Gather, from the listing beneath this task, every line holding the string "wird".

SUPPLIED DATA
· · · · · · ·

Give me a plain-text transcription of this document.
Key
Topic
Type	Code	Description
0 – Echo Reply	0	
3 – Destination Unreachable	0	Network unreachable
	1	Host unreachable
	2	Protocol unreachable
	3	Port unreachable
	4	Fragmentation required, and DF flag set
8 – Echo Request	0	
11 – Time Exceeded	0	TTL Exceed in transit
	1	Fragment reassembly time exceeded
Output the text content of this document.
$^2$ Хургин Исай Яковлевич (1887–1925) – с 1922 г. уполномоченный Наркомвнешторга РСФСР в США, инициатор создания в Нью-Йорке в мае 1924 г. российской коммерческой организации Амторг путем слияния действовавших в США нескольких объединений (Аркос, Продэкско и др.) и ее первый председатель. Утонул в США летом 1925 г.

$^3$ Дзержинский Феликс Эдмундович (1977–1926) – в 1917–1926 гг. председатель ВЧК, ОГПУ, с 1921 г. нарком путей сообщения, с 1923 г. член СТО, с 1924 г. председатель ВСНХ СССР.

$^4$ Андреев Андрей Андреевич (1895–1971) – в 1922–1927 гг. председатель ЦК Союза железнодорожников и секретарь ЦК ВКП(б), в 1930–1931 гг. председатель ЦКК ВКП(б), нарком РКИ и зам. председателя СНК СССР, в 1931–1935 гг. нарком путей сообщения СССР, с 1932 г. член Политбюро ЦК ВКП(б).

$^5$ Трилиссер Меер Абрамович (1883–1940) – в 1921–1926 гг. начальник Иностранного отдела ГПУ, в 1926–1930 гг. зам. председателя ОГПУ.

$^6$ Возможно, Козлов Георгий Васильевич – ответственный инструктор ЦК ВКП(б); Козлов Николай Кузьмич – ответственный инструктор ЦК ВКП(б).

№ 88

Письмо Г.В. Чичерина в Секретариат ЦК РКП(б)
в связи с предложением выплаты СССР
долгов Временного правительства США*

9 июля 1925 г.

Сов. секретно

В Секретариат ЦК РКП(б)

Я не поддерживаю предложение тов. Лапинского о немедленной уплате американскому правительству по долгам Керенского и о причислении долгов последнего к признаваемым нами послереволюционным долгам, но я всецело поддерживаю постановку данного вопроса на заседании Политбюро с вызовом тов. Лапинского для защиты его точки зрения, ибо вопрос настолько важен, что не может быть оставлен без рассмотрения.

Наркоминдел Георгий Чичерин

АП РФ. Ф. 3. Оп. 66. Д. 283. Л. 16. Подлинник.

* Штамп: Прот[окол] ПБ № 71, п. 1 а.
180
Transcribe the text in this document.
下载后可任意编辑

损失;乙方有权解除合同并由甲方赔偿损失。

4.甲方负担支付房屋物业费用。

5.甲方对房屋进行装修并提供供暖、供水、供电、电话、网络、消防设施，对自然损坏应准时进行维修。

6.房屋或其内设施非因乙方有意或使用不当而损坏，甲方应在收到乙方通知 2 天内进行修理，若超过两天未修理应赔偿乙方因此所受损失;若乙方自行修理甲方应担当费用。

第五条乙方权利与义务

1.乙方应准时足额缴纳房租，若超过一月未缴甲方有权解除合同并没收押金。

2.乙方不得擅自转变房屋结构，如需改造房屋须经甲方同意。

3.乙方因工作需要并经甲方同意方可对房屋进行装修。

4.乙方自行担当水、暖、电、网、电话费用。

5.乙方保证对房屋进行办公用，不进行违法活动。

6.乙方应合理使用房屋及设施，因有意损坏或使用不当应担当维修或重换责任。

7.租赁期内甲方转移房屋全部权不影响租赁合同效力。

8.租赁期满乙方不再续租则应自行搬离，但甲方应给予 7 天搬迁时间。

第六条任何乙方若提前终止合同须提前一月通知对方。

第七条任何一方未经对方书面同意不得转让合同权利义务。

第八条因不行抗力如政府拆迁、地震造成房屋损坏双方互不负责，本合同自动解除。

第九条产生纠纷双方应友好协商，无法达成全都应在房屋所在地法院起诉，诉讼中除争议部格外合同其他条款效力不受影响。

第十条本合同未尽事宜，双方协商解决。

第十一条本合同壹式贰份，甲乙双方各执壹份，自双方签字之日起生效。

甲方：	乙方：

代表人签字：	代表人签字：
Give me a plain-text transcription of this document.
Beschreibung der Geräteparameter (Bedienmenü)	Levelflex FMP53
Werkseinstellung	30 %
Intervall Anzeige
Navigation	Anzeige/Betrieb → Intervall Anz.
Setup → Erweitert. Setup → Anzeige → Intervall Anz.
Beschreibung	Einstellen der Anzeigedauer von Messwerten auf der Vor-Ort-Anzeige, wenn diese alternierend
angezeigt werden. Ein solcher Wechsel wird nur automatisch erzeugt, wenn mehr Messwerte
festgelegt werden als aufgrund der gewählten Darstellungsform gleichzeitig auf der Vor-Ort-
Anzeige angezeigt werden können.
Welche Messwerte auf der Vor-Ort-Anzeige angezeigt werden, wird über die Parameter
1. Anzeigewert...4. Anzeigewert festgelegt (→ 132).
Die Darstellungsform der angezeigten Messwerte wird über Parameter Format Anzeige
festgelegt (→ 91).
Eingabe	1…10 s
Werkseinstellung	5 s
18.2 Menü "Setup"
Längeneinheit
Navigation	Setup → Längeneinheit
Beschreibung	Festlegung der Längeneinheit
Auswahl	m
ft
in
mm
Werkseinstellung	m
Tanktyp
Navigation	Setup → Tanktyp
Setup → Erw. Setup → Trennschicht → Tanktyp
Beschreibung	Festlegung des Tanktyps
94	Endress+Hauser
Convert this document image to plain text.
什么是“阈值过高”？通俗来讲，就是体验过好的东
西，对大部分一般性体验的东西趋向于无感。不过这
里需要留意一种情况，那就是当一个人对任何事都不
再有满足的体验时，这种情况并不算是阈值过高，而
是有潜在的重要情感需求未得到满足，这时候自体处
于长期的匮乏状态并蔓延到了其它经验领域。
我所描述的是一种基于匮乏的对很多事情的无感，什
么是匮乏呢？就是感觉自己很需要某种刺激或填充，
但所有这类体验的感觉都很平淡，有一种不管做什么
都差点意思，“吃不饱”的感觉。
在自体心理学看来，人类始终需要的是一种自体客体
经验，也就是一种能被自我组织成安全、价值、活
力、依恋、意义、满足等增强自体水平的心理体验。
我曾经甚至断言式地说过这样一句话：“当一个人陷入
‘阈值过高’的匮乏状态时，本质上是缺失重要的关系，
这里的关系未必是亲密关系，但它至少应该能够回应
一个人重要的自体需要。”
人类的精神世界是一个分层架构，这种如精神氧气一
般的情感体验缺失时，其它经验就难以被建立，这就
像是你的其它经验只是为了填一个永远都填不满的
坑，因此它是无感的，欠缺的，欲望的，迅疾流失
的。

· · · · · · ·

TASK RESPONSE
angezeigt werden. Ein solcher Wechsel wird nur automatisch erzeugt, wenn mehr Messwerte
Welche Messwerte auf der Vor-Ort-Anzeige angezeigt werden, wird über die Parameter
Die Darstellungsform der angezeigten Messwerte wird über Parameter Format Anzeige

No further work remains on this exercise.